▸ **SHORT EXERCISE**: Output every line of the entries below verbatim, without altering any character.

▸ **Stored data entries**:
▼

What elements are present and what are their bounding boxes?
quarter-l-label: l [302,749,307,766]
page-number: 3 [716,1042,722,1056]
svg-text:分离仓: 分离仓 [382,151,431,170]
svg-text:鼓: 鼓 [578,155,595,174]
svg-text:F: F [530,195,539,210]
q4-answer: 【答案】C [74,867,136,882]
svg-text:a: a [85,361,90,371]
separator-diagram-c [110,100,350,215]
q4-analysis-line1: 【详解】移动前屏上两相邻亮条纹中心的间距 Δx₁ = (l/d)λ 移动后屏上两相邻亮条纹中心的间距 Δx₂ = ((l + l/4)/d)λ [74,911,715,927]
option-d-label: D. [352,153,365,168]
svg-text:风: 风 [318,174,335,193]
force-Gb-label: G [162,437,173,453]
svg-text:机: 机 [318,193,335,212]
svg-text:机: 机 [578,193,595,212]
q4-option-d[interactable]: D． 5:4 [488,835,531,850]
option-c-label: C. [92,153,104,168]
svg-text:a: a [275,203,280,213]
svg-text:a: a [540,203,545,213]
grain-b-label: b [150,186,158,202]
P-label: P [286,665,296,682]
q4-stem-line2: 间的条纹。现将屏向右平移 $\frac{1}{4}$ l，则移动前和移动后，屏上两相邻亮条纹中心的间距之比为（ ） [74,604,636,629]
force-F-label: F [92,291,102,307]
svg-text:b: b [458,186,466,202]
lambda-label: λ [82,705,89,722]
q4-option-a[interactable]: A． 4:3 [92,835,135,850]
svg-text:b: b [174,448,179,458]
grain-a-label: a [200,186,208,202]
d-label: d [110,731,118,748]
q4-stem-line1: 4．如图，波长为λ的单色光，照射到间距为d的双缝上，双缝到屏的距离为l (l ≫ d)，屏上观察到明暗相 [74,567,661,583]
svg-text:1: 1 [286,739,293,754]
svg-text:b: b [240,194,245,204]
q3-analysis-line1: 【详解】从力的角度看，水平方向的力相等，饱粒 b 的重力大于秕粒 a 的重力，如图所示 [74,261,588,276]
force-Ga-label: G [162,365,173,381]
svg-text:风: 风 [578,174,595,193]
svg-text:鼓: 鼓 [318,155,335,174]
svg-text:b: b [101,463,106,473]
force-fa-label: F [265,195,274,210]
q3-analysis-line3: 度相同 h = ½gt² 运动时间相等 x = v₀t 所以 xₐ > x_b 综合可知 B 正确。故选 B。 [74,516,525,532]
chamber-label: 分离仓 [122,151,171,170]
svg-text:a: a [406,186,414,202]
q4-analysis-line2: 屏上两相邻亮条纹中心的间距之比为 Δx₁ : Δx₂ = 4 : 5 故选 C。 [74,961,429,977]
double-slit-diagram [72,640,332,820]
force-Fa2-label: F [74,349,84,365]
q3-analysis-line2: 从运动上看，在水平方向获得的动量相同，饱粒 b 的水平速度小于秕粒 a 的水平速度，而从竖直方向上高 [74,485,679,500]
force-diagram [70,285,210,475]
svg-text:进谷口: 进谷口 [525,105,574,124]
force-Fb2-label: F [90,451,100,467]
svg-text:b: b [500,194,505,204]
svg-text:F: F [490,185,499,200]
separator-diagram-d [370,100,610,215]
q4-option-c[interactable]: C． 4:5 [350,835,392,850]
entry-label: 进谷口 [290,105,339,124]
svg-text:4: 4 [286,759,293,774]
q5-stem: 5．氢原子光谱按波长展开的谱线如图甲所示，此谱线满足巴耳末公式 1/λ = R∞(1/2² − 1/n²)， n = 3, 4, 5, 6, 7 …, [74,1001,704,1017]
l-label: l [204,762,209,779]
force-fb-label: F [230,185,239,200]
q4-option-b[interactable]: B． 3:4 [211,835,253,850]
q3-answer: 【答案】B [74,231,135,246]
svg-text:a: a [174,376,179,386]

▲

▸ **EXERCISE ANSWER**:
What elements are present and what are their bounding boxes?
quarter-l-label: l [302,749,307,766]
page-number: 3 [716,1042,722,1056]
svg-text:分离仓: 分离仓 [382,151,431,170]
svg-text:鼓: 鼓 [578,155,595,174]
svg-text:F: F [530,195,539,210]
q4-answer: 【答案】C [74,867,136,882]
svg-text:a: a [85,361,90,371]
separator-diagram-c [110,100,350,215]
q4-analysis-line1: 【详解】移动前屏上两相邻亮条纹中心的间距 Δx₁ = (l/d)λ 移动后屏上两相邻亮条纹中心的间距 Δx₂ = ((l + l/4)/d)λ [74,911,715,927]
option-d-label: D. [352,153,365,168]
svg-text:风: 风 [318,174,335,193]
force-Gb-label: G [162,437,173,453]
svg-text:机: 机 [318,193,335,212]
svg-text:机: 机 [578,193,595,212]
q4-option-d[interactable]: D． 5:4 [488,835,531,850]
option-c-label: C. [92,153,104,168]
svg-text:a: a [275,203,280,213]
svg-text:a: a [540,203,545,213]
grain-b-label: b [150,186,158,202]
P-label: P [286,665,296,682]
q4-stem-line2: 间的条纹。现将屏向右平移 $\frac{1}{4}$ l，则移动前和移动后，屏上两相邻亮条纹中心的间距之比为（ ） [74,604,636,629]
force-F-label: F [92,291,102,307]
svg-text:b: b [458,186,466,202]
lambda-label: λ [82,705,89,722]
q4-option-a[interactable]: A． 4:3 [92,835,135,850]
svg-text:b: b [174,448,179,458]
grain-a-label: a [200,186,208,202]
d-label: d [110,731,118,748]
q4-stem-line1: 4．如图，波长为λ的单色光，照射到间距为d的双缝上，双缝到屏的距离为l (l ≫ d)，屏上观察到明暗相 [74,567,661,583]
svg-text:1: 1 [286,739,293,754]
svg-text:b: b [240,194,245,204]
q3-analysis-line1: 【详解】从力的角度看，水平方向的力相等，饱粒 b 的重力大于秕粒 a 的重力，如图所示 [74,261,588,276]
force-Ga-label: G [162,365,173,381]
svg-text:风: 风 [578,174,595,193]
svg-text:鼓: 鼓 [318,155,335,174]
svg-text:b: b [101,463,106,473]
force-fa-label: F [265,195,274,210]
q3-analysis-line3: 度相同 h = ½gt² 运动时间相等 x = v₀t 所以 xₐ > x_b 综合可知 B 正确。故选 B。 [74,516,525,532]
chamber-label: 分离仓 [122,151,171,170]
svg-text:a: a [406,186,414,202]
q4-analysis-line2: 屏上两相邻亮条纹中心的间距之比为 Δx₁ : Δx₂ = 4 : 5 故选 C。 [74,961,429,977]
double-slit-diagram [72,640,332,820]
force-Fa2-label: F [74,349,84,365]
q3-analysis-line2: 从运动上看，在水平方向获得的动量相同，饱粒 b 的水平速度小于秕粒 a 的水平速度，而从竖直方向上高 [74,485,679,500]
force-diagram [70,285,210,475]
svg-text:进谷口: 进谷口 [525,105,574,124]
force-Fb2-label: F [90,451,100,467]
svg-text:b: b [500,194,505,204]
svg-text:F: F [490,185,499,200]
separator-diagram-d [370,100,610,215]
q4-option-c[interactable]: C． 4:5 [350,835,392,850]
entry-label: 进谷口 [290,105,339,124]
svg-text:4: 4 [286,759,293,774]
q5-stem: 5．氢原子光谱按波长展开的谱线如图甲所示，此谱线满足巴耳末公式 1/λ = R∞(1/2² − 1/n²)， n = 3, 4, 5, 6, 7 …, [74,1001,704,1017]
l-label: l [204,762,209,779]
force-fb-label: F [230,185,239,200]
q4-option-b[interactable]: B． 3:4 [211,835,253,850]
q3-answer: 【答案】B [74,231,135,246]
svg-text:a: a [174,376,179,386]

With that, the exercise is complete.